== Required task ==
Output every line below without omitting or altering anything.

== Dataset records ==
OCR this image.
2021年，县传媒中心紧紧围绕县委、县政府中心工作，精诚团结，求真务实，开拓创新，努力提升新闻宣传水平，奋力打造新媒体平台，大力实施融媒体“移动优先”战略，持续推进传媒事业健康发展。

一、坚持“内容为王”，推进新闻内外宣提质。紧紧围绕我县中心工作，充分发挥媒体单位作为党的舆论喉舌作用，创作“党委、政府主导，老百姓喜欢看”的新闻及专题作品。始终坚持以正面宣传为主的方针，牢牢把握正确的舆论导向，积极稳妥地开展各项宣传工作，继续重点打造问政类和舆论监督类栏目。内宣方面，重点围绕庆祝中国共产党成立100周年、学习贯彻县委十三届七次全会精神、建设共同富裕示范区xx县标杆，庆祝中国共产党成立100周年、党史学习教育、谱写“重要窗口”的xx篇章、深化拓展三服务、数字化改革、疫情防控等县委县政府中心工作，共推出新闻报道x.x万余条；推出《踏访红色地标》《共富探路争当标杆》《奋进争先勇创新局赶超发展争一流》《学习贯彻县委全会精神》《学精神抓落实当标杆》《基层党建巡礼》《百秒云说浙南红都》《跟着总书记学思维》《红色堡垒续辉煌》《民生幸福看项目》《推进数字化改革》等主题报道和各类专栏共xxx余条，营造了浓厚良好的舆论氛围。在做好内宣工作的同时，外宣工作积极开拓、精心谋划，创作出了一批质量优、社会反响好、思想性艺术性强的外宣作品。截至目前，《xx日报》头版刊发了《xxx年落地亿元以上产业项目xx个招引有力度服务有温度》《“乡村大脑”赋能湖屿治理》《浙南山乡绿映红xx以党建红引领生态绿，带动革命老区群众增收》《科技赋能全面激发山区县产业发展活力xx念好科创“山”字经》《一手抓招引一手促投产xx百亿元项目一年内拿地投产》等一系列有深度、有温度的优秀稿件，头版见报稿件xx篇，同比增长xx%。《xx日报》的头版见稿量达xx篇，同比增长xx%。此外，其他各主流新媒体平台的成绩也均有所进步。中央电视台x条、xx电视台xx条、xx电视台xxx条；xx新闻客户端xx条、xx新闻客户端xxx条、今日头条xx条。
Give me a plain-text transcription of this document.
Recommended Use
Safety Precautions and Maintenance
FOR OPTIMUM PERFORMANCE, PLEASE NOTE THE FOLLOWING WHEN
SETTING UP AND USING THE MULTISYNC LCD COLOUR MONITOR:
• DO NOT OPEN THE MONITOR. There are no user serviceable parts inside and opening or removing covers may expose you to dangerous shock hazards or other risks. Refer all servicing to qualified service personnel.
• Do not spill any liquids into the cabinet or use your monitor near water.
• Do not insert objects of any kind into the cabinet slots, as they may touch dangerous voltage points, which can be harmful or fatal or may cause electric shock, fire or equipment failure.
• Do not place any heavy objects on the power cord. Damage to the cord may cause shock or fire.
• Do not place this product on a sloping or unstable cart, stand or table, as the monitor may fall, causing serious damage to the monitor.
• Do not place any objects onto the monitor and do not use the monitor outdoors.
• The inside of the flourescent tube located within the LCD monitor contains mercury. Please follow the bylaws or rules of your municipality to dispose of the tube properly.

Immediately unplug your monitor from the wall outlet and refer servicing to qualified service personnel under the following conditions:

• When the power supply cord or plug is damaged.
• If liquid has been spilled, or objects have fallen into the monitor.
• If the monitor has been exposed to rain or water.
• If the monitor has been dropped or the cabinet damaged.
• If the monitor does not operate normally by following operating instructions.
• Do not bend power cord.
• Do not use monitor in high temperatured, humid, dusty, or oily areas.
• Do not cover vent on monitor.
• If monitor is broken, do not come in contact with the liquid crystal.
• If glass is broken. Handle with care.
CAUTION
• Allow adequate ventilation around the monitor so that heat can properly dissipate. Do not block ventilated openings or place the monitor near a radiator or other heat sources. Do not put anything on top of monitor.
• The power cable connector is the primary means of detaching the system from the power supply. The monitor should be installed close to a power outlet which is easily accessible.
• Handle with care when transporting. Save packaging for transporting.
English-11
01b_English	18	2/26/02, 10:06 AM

== Answer to this problem ==
OCR this image.
2021年，县传媒中心紧紧围绕县委、县政府中心工作，精诚团结，求真务实，开拓创新，努力提升新闻宣传水平，奋力打造新媒体平台，大力实施融媒体“移动优先”战略，持续推进传媒事业健康发展。

一、坚持“内容为王”，推进新闻内外宣提质。紧紧围绕我县中心工作，充分发挥媒体单位作为党的舆论喉舌作用，创作“党委、政府主导，老百姓喜欢看”的新闻及专题作品。始终坚持以正面宣传为主的方针，牢牢把握正确的舆论导向，积极稳妥地开展各项宣传工作，继续重点打造问政类和舆论监督类栏目。内宣方面，重点围绕庆祝中国共产党成立100周年、学习贯彻县委十三届七次全会精神、建设共同富裕示范区xx县标杆，庆祝中国共产党成立100周年、党史学习教育、谱写“重要窗口”的xx篇章、深化拓展三服务、数字化改革、疫情防控等县委县政府中心工作，共推出新闻报道x.x万余条；推出《踏访红色地标》《共富探路争当标杆》《奋进争先勇创新局赶超发展争一流》《学习贯彻县委全会精神》《学精神抓落实当标杆》《基层党建巡礼》《百秒云说浙南红都》《跟着总书记学思维》《红色堡垒续辉煌》《民生幸福看项目》《推进数字化改革》等主题报道和各类专栏共xxx余条，营造了浓厚良好的舆论氛围。在做好内宣工作的同时，外宣工作积极开拓、精心谋划，创作出了一批质量优、社会反响好、思想性艺术性强的外宣作品。截至目前，《xx日报》头版刊发了《xxx年落地亿元以上产业项目xx个招引有力度服务有温度》《“乡村大脑”赋能湖屿治理》《浙南山乡绿映红xx以党建红引领生态绿，带动革命老区群众增收》《科技赋能全面激发山区县产业发展活力xx念好科创“山”字经》《一手抓招引一手促投产xx百亿元项目一年内拿地投产》等一系列有深度、有温度的优秀稿件，头版见报稿件xx篇，同比增长xx%。《xx日报》的头版见稿量达xx篇，同比增长xx%。此外，其他各主流新媒体平台的成绩也均有所进步。中央电视台x条、xx电视台xx条、xx电视台xxx条；xx新闻客户端xx条、xx新闻客户端xxx条、今日头条xx条。
Give me a plain-text transcription of this document.
Recommended Use
Safety Precautions and Maintenance
FOR OPTIMUM PERFORMANCE, PLEASE NOTE THE FOLLOWING WHEN
SETTING UP AND USING THE MULTISYNC LCD COLOUR MONITOR:
• DO NOT OPEN THE MONITOR. There are no user serviceable parts inside and opening or removing covers may expose you to dangerous shock hazards or other risks. Refer all servicing to qualified service personnel.
• Do not spill any liquids into the cabinet or use your monitor near water.
• Do not insert objects of any kind into the cabinet slots, as they may touch dangerous voltage points, which can be harmful or fatal or may cause electric shock, fire or equipment failure.
• Do not place any heavy objects on the power cord. Damage to the cord may cause shock or fire.
• Do not place this product on a sloping or unstable cart, stand or table, as the monitor may fall, causing serious damage to the monitor.
• Do not place any objects onto the monitor and do not use the monitor outdoors.
• The inside of the flourescent tube located within the LCD monitor contains mercury. Please follow the bylaws or rules of your municipality to dispose of the tube properly.

Immediately unplug your monitor from the wall outlet and refer servicing to qualified service personnel under the following conditions:

• When the power supply cord or plug is damaged.
• If liquid has been spilled, or objects have fallen into the monitor.
• If the monitor has been exposed to rain or water.
• If the monitor has been dropped or the cabinet damaged.
• If the monitor does not operate normally by following operating instructions.
• Do not bend power cord.
• Do not use monitor in high temperatured, humid, dusty, or oily areas.
• Do not cover vent on monitor.
• If monitor is broken, do not come in contact with the liquid crystal.
• If glass is broken. Handle with care.
CAUTION
• Allow adequate ventilation around the monitor so that heat can properly dissipate. Do not block ventilated openings or place the monitor near a radiator or other heat sources. Do not put anything on top of monitor.
• The power cable connector is the primary means of detaching the system from the power supply. The monitor should be installed close to a power outlet which is easily accessible.
• Handle with care when transporting. Save packaging for transporting.
English-11
01b_English	18	2/26/02, 10:06 AM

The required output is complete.